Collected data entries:

▬▬▬

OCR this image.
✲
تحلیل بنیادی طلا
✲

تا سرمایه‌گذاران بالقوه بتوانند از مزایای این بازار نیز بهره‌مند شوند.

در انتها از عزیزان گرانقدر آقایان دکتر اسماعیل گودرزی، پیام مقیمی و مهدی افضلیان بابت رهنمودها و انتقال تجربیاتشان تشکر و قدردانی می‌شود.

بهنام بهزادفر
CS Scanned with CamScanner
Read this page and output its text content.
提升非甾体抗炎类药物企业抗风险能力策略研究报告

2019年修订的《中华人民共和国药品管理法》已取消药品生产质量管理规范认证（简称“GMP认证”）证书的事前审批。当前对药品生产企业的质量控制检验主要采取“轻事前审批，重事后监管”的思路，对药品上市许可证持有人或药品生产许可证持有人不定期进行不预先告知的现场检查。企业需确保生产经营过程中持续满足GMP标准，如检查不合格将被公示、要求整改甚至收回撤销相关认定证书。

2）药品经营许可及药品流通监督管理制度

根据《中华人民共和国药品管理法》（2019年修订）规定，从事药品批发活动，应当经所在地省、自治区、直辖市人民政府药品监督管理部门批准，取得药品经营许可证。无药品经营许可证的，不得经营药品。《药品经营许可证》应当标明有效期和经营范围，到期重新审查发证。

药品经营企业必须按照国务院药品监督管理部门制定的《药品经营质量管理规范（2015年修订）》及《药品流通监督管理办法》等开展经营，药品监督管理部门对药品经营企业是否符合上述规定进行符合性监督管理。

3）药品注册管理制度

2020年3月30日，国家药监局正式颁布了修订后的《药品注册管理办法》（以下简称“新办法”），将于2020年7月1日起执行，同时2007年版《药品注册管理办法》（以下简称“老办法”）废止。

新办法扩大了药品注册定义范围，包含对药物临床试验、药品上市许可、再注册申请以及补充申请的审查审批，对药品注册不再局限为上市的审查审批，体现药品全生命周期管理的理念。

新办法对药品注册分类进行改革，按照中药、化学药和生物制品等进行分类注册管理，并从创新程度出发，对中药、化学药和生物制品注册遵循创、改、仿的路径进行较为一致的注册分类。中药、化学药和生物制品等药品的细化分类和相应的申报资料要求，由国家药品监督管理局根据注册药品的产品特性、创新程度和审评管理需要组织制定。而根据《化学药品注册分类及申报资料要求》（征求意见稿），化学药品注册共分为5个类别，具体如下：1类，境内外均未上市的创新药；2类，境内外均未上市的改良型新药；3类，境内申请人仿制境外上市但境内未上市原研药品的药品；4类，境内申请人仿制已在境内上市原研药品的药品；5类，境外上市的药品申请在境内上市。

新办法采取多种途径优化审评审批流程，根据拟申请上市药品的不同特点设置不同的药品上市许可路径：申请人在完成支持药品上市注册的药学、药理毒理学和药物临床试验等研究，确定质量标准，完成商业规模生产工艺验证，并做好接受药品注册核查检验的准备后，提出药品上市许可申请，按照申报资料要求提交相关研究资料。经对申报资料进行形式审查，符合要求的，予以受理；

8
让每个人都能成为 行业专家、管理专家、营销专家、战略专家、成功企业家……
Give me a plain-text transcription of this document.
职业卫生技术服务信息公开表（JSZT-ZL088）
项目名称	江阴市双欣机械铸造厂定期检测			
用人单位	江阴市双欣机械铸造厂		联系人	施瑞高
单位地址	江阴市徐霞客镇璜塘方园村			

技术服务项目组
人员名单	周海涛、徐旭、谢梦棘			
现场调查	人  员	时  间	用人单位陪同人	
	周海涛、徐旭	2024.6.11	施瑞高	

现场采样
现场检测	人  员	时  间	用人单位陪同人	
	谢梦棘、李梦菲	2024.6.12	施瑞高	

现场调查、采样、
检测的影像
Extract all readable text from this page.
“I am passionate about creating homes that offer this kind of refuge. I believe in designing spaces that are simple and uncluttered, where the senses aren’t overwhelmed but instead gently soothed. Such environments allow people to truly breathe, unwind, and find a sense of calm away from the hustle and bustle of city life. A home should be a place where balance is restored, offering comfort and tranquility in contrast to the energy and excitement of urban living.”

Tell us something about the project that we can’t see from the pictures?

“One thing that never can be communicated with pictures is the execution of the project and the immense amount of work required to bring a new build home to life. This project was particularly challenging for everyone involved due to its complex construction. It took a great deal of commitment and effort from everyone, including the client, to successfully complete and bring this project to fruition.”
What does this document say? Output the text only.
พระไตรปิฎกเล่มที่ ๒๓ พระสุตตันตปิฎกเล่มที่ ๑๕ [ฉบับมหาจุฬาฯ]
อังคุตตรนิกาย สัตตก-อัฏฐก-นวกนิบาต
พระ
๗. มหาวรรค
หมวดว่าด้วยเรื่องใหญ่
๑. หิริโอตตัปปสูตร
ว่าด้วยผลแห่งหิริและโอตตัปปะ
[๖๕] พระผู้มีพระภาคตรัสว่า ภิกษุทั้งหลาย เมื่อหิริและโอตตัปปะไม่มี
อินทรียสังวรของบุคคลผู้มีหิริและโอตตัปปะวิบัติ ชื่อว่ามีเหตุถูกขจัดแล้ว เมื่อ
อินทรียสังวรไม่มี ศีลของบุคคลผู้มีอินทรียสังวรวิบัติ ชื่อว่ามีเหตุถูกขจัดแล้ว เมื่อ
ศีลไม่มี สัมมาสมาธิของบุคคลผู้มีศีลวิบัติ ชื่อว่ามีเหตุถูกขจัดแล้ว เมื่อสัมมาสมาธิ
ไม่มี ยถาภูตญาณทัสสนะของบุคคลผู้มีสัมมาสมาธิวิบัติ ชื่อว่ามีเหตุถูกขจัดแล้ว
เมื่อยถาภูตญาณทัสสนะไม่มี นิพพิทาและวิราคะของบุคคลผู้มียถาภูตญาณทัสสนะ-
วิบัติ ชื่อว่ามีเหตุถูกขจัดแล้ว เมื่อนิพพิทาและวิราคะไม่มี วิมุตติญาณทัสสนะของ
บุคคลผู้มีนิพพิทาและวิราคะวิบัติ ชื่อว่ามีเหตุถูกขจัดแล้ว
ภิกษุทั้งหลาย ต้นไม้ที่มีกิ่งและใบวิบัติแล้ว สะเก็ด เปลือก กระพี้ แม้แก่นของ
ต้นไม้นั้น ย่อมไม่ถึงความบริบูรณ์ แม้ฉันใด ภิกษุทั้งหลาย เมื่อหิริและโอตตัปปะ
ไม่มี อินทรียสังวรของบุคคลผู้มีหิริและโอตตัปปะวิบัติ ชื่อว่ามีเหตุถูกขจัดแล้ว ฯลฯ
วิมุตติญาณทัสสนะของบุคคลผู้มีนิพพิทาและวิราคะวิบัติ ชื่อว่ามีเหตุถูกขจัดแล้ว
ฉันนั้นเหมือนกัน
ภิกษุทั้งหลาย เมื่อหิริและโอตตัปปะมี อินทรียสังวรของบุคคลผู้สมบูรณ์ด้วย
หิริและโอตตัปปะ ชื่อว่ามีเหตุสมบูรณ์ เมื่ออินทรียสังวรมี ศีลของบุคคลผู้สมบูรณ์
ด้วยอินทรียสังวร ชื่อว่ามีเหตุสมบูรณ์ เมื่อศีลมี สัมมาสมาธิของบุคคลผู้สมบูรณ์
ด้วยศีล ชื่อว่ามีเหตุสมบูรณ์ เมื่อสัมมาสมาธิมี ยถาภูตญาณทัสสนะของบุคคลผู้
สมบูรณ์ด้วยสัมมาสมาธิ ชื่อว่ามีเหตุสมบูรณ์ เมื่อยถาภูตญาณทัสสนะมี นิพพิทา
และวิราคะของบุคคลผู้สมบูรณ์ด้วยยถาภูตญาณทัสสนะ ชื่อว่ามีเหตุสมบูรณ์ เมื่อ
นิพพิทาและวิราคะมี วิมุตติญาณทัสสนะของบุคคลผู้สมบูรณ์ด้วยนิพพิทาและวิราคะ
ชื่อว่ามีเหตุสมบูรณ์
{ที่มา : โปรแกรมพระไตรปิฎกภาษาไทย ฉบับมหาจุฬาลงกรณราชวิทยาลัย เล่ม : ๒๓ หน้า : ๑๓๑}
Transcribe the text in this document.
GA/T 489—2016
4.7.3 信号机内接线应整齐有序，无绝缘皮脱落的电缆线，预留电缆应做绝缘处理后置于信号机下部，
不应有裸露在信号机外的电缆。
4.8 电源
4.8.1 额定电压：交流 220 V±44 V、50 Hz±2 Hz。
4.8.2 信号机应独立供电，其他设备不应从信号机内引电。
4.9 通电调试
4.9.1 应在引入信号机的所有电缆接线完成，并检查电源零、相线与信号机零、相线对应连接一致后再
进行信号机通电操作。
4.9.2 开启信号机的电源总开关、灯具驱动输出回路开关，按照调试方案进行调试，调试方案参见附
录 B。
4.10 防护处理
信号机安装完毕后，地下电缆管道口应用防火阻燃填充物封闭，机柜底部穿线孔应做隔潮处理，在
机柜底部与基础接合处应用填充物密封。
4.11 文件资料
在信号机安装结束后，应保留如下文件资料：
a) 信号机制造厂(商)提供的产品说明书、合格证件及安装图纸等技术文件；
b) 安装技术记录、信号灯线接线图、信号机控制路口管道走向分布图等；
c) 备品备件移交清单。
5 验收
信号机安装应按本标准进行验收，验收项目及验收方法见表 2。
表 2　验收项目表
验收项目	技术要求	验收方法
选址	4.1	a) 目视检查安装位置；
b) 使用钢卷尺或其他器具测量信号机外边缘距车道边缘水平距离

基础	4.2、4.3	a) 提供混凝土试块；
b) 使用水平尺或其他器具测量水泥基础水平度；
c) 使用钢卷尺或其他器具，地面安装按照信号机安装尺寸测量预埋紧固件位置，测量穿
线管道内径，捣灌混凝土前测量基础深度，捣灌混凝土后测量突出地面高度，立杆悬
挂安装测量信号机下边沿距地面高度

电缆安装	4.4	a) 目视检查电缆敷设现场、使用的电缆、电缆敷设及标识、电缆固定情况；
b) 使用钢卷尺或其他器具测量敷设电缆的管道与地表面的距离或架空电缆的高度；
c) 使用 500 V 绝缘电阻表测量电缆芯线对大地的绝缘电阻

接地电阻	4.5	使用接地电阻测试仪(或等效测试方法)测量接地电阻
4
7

▬▬▬

Find the lines with the string "from" and reproduce them.

Extract all readable text from this page.
“I am passionate about creating homes that offer this kind of refuge. I believe in designing spaces that are simple and uncluttered, where the senses aren’t overwhelmed but instead gently soothed. Such environments allow people to truly breathe, unwind, and find a sense of calm away from the hustle and bustle of city life. A home should be a place where balance is restored, offering comfort and tranquility in contrast to the energy and excitement of urban living.”
Tell us something about the project that we can’t see from the pictures?
“One thing that never can be communicated with pictures is the execution of the project and the immense amount of work required to bring a new build home to life. This project was particularly challenging for everyone involved due to its complex construction. It took a great deal of commitment and effort from everyone, including the client, to successfully complete and bring this project to fruition.”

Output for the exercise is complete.